**Instruction A**
Rewrite the entries from their first line through the line containing "heatmap-cell xyxy=(245,212,254,221)", inclusive, substituting "grid-cell" for every "heatmap-cell" and leaving everything else unchanged. Give back only those lines.

**Page**
※

Appeal from the Circuit Court of Cook County. Honorable Stanley Sacks, Judge Presiding.

Released for Publication November 26, 1997.

Presiding Justice Greiman delivered the opinion of the court. Theis and Zwick, JJ., concur.

The opinion of the court was delivered by: Greiman

PRESIDING JUSTICE GREIMAN delivered the opinion of the court:

Defendant Rolando Garcia was charged by indictment with a single count of possession of a controlled substance (15 or more grams but less than 100 grams of cocaine) with intent to deliver. Following a jury trial, defendant was convicted of the lesser included offense of possession of a controlled substance and sentenced to seven years' imprisonment. On appeal, defendant contends that: (1) the trial court abused its discretion in instructing the jury, sua sponte and over defendant's objection, on the lesser-included offense of possession of a controlled substance, and (2) he was not proven guilty beyond a reasonable doubt. For the reasons that follow, we reverse.

The State's evidence established that on the morning of September 16, 1994, Chicago police officers Robert Norise, Clyde Raymond, Kenny Johnson, Cindy Zalinski, Carla Kubasak and Sergeant Thomas Martin executed a search warrant for a house, located at 5520 South Francisco in Chicago, and an arrest warrant for a person named "Hygie."

When the police arrived at the house, they knocked and identified themselves. Once inside, they met Alfredo Aguilar and an unnamed female. In searching the unfinished basement, Officer Norise saw no walls. He found dirty adult clothing, a laundry area, a bed in a sleeping area, and a pool table.

When Officer Norise opened a utility closet, which was located along the north wall of the basement, he found a gas meter and a small, white box of plastic sandwich bags. Because he was not the police officer who had applied for the warrant, Officer Zalinski was called. The search continued after Officer Zalinski arrived. Officer Norise handed Officer Zalinski the box he had discovered on a ledge several inches over the door inside the closet. The box contained 24 smaller, plastic bags of a white, rock-like substance, a small scale and some mail. Several traffic tickets issued to defendant were found and indicated that on July 23, 1994, he lived at this address. Several court summonses, dated September 12, 1994, and issued to defendant at that address, were also found. Based upon his experience, Norise, a veteran officer, was of the opinion that the sandwich bags and the gram scale were used for selling drugs.

Officer Kenneth Johnson corroborated Norise's testimony concerning the items found in the house. Officer Johnson also testified that Officer Zalinski maintained possession of the recovered contraband until it was inventoried. At the police station, Officers Zalinski and Johnson placed the suspect drugs in a heat-sealed evidence bag, marked with inventory number 1395861, and then placed the bag in the vault. All of the recovered property was recorded in the inventory book before it was sent to the crime laboratory. The items inventoried included: traffic citations, traffic court notices of nonappearances and bond forfeiture, an electric gram scale, and the clear plastic sandwich bags.

※

**Instruction B**
According to the court opinion, on what morning did the police execute the search warrant for the house on South Francisco?

※

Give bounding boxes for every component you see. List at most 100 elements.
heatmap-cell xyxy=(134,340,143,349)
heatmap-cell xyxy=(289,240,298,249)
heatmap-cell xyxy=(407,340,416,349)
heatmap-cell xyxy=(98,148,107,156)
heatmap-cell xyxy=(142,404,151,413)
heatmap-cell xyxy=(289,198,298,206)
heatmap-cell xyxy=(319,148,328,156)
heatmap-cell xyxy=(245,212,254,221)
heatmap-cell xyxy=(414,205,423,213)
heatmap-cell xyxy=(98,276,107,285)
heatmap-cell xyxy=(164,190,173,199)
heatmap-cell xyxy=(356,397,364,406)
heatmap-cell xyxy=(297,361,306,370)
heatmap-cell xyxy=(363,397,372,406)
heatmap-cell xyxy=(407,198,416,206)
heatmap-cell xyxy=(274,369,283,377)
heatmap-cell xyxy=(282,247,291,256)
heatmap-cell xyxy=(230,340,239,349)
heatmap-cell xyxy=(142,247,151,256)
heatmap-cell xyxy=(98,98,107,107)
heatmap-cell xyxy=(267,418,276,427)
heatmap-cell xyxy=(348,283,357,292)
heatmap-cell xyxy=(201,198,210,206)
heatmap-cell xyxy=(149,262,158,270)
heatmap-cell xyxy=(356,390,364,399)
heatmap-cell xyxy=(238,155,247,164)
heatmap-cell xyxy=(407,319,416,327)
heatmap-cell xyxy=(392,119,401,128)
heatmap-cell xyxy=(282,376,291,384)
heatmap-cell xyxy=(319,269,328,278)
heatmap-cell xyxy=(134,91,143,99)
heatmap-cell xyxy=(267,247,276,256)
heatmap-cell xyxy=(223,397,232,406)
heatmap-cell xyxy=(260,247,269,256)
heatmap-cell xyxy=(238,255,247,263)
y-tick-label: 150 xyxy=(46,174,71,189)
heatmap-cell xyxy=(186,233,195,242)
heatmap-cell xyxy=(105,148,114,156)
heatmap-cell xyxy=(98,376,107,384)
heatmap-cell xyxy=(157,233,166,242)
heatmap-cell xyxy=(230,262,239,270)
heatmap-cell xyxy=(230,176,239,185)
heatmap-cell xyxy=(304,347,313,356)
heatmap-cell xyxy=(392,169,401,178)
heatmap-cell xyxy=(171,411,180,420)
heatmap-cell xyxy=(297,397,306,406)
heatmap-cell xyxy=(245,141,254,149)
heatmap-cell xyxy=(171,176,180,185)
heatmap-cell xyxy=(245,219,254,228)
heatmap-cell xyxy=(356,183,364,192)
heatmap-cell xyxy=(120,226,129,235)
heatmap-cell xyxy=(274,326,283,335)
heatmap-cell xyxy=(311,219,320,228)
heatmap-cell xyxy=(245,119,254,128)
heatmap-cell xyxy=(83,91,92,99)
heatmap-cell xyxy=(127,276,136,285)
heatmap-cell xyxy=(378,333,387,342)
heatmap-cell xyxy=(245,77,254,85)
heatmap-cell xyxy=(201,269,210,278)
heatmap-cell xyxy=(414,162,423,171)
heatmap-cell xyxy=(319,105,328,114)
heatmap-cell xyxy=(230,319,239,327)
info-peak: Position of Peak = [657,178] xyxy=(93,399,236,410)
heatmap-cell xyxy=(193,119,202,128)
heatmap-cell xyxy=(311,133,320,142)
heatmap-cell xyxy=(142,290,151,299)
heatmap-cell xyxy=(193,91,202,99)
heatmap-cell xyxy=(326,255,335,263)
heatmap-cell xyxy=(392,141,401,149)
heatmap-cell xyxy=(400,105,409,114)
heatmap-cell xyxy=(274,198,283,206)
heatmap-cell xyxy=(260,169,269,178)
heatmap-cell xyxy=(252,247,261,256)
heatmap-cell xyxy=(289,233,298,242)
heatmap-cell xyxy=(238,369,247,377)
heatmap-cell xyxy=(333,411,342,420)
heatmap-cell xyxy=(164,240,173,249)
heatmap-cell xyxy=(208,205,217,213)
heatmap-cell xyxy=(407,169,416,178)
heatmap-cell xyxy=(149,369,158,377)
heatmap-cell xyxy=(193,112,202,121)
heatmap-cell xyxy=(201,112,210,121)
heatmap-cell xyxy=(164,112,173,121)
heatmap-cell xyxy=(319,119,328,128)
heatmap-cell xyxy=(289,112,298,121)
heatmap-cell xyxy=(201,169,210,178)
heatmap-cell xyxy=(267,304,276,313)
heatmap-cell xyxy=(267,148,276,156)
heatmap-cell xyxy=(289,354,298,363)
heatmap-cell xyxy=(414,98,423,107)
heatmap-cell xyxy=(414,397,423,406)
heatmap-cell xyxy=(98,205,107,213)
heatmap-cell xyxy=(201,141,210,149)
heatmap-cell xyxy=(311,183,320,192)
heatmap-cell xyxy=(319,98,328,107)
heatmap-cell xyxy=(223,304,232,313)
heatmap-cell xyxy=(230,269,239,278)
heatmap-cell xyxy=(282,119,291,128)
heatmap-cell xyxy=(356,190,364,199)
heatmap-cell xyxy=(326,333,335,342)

※

**Correct answer A**
Give bounding boxes for every component you see. List at most 100 elements.
grid-cell xyxy=(134,340,143,349)
grid-cell xyxy=(289,240,298,249)
grid-cell xyxy=(407,340,416,349)
grid-cell xyxy=(98,148,107,156)
grid-cell xyxy=(142,404,151,413)
grid-cell xyxy=(289,198,298,206)
grid-cell xyxy=(319,148,328,156)
grid-cell xyxy=(245,212,254,221)

**Correct answer B**
The morning of September 16, 1994.